TASK DETAILS: Give every line from the entries that contains "title".

(Records from a data source)
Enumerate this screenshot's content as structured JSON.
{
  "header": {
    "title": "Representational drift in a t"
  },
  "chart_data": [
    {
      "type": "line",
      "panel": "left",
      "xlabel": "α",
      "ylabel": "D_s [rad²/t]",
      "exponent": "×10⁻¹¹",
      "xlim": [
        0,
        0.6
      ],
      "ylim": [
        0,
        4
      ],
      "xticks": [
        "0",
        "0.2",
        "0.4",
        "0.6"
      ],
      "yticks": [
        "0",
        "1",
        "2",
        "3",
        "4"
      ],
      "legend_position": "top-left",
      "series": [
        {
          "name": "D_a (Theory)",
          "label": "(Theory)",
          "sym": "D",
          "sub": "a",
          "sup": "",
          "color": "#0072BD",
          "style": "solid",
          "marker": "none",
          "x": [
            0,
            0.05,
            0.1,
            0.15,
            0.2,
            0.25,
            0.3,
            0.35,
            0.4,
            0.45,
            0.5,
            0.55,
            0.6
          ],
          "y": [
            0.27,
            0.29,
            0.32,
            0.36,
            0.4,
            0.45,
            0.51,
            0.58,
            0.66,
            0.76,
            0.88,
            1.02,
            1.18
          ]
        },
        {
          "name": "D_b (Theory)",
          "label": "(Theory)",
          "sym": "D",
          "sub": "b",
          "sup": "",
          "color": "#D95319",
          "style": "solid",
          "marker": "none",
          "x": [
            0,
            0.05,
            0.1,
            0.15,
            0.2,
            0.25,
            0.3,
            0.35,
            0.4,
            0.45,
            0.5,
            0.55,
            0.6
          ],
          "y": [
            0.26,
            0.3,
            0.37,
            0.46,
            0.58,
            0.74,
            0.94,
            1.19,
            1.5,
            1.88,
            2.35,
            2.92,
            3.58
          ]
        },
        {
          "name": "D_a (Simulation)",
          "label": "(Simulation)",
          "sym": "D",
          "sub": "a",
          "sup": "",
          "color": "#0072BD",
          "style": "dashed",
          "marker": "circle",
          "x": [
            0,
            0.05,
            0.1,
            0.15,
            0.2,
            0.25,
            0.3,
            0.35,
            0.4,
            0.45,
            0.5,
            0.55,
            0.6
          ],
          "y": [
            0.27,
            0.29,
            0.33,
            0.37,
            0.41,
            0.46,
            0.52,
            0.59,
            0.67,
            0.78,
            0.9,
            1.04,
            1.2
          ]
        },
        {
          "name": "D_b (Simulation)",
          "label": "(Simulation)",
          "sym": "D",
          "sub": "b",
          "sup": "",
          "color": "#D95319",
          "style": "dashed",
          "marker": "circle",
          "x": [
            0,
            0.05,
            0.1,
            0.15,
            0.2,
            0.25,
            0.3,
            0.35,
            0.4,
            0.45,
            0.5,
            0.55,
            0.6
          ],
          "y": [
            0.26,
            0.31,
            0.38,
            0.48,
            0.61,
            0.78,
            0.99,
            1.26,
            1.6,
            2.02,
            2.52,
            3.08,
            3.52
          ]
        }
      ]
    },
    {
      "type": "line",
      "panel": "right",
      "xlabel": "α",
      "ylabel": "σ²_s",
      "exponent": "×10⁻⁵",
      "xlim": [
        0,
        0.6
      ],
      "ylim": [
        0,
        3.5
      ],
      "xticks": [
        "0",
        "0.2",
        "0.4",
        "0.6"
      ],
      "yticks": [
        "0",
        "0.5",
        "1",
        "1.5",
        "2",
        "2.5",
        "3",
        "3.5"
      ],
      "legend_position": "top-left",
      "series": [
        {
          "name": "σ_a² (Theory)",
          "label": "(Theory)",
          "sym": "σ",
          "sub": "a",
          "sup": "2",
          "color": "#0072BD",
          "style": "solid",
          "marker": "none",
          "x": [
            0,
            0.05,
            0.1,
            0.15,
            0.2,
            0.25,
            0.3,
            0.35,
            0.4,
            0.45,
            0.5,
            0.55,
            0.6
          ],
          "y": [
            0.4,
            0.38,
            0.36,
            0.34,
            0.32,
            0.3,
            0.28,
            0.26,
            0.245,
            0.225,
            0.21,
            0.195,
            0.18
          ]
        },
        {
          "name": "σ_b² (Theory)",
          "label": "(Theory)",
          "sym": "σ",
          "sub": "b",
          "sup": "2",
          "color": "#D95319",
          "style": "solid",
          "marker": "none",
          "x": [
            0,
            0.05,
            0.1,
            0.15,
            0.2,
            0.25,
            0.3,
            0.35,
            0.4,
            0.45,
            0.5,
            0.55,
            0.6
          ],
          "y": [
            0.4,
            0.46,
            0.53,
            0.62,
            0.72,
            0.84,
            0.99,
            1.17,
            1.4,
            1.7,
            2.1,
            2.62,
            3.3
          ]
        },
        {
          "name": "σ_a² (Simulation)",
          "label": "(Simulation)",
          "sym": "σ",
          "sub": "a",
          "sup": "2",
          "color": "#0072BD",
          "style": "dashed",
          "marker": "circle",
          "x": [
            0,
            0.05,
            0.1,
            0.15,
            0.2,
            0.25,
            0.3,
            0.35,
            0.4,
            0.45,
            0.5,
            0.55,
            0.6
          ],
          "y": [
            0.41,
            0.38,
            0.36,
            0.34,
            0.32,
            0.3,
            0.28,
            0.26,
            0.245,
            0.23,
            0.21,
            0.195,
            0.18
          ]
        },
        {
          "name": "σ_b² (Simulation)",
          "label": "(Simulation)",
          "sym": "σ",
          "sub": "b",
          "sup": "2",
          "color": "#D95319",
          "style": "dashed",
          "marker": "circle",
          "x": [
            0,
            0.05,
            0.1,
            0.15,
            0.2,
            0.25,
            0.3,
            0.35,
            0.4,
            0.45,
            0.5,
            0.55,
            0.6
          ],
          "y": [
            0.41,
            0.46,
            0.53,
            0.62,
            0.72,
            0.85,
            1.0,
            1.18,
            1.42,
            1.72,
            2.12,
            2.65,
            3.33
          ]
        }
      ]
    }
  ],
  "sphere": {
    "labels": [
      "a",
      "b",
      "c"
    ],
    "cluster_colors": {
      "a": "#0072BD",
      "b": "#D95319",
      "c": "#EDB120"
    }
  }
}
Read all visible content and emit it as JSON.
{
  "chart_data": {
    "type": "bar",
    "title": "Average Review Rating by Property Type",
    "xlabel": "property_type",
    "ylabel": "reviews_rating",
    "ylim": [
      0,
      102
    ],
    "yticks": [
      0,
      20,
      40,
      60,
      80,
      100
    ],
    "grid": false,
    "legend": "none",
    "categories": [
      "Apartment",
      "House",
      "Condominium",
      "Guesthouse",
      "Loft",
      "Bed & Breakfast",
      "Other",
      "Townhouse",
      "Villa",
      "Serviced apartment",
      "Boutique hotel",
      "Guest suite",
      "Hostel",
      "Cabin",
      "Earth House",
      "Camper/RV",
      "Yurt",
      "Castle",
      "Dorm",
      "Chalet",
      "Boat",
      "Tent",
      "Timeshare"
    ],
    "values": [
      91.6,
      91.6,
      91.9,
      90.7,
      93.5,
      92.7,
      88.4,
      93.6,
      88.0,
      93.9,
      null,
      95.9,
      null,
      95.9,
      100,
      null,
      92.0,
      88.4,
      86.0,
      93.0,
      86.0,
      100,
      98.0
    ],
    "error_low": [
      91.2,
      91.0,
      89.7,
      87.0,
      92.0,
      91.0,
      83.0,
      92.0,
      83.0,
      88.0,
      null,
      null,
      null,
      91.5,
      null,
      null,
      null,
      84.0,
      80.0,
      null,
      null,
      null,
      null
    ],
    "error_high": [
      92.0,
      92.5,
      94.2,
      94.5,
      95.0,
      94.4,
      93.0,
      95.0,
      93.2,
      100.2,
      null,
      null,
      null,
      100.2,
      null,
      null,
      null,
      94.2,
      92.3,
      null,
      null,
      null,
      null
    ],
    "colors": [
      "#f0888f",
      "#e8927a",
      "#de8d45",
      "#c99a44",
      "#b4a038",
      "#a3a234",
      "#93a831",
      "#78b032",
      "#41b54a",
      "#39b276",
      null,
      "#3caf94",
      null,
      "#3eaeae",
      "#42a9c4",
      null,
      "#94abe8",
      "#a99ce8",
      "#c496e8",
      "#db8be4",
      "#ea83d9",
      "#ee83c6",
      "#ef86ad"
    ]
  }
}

THE REPLY:
    "title": "Representational drift in a t"
    "title": "Average Review Rating by Property Type",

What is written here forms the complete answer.